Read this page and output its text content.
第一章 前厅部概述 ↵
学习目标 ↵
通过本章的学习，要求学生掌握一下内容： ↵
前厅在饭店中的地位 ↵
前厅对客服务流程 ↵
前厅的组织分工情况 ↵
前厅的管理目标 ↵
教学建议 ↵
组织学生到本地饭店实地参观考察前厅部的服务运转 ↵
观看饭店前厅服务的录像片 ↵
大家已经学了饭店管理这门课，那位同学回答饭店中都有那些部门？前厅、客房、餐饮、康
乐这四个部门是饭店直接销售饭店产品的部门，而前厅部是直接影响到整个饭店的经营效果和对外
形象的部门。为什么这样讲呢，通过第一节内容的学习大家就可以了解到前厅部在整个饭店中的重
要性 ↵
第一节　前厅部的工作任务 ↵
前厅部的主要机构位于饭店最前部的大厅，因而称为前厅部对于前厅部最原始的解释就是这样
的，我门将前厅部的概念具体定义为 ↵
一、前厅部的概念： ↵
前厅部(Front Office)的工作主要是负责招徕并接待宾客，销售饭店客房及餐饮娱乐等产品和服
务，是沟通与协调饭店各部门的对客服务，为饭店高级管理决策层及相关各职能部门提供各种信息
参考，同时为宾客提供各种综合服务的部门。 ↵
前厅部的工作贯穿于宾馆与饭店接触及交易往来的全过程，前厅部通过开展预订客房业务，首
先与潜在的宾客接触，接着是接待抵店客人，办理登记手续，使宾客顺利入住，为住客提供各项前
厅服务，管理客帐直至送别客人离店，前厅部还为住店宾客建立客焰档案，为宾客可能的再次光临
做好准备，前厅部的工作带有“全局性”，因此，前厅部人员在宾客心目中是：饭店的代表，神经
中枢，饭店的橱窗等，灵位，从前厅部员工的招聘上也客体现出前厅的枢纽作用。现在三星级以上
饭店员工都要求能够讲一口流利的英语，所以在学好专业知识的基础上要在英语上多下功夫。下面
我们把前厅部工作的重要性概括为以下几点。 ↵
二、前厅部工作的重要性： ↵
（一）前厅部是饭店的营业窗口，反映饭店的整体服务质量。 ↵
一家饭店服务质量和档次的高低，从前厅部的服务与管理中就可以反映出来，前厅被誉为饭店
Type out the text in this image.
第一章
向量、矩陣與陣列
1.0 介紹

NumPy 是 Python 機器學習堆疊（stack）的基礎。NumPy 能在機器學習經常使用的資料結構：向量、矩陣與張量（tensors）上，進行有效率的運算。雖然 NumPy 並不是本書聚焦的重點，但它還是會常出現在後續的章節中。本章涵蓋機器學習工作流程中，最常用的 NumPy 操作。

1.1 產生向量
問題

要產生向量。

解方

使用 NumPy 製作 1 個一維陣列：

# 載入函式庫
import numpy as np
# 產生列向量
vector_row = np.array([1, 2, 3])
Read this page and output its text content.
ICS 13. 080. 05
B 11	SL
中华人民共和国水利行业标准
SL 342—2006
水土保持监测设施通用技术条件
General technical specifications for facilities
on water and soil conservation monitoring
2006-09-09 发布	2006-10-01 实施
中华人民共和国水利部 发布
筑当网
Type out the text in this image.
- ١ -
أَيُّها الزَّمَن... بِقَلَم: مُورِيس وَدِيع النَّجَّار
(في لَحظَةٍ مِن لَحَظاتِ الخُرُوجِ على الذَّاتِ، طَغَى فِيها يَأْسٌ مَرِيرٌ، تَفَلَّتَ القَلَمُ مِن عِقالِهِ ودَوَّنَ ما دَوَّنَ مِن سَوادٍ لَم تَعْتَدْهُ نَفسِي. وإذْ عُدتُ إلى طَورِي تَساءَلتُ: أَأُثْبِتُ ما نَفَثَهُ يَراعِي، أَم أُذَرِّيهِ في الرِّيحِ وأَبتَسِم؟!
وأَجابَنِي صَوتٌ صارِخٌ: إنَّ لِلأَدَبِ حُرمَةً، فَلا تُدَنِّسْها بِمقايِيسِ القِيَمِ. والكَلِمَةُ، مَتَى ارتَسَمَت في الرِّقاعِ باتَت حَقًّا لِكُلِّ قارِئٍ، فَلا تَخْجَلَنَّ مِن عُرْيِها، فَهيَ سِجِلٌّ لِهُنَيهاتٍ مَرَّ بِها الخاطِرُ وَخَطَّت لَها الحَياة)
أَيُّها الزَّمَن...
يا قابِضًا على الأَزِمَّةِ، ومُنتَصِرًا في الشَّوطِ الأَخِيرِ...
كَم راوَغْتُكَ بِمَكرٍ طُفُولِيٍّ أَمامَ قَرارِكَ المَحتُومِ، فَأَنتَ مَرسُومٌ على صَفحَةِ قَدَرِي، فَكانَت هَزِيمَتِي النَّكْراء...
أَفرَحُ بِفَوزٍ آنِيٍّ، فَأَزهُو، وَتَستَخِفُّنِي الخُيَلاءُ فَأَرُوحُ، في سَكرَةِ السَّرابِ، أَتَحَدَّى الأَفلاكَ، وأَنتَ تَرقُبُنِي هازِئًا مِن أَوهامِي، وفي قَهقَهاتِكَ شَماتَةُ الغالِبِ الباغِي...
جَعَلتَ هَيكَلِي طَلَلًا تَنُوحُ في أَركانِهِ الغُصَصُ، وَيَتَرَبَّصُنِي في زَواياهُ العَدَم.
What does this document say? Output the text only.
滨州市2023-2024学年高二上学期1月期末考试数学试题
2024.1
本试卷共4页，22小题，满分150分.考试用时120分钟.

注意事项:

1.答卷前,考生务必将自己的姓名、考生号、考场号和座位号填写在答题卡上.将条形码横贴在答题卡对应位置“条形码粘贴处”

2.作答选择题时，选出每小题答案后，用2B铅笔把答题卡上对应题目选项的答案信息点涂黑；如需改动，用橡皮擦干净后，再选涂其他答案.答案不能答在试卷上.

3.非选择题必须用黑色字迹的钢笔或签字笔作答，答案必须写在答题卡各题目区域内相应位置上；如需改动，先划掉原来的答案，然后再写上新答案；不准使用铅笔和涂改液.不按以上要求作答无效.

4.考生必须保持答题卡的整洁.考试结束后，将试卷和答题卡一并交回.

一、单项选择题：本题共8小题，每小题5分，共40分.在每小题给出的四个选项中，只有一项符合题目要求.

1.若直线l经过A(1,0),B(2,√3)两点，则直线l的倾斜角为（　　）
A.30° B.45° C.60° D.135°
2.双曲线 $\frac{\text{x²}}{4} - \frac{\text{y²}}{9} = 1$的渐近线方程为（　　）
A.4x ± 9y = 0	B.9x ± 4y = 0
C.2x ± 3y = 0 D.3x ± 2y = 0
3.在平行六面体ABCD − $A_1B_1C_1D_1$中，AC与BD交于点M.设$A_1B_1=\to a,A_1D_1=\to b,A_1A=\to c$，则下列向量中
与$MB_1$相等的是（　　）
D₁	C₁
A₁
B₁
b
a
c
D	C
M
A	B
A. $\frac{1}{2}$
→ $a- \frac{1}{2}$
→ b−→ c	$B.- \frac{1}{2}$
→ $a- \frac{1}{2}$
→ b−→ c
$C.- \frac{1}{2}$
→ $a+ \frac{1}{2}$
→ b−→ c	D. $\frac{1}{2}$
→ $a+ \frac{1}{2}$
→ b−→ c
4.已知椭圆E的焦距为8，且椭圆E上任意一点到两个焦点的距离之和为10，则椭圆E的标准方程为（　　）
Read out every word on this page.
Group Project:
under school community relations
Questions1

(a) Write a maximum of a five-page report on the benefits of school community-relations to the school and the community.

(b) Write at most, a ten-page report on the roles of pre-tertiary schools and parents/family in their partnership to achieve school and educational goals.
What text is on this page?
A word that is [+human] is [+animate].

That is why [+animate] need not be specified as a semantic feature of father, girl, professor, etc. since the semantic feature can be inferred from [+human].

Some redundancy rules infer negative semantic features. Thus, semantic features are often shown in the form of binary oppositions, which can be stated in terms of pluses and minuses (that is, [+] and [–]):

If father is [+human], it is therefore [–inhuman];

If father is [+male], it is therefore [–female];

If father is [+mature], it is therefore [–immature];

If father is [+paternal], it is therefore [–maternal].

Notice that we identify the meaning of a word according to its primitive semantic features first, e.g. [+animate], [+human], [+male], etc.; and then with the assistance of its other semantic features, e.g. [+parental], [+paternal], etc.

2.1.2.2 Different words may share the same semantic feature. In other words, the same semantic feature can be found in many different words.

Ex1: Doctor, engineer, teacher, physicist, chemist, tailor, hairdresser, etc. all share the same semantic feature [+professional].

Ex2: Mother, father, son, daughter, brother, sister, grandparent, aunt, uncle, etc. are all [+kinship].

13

########################################

## Instruction
Go through the listing above and return every line where the word "male" occurs.

## Output below
If father is [+male], it is therefore [–female];
Notice that we identify the meaning of a word according to its primitive semantic features first, e.g. [+animate], [+human], [+male], etc.; and then with the assistance of its other semantic features, e.g. [+parental], [+paternal], etc.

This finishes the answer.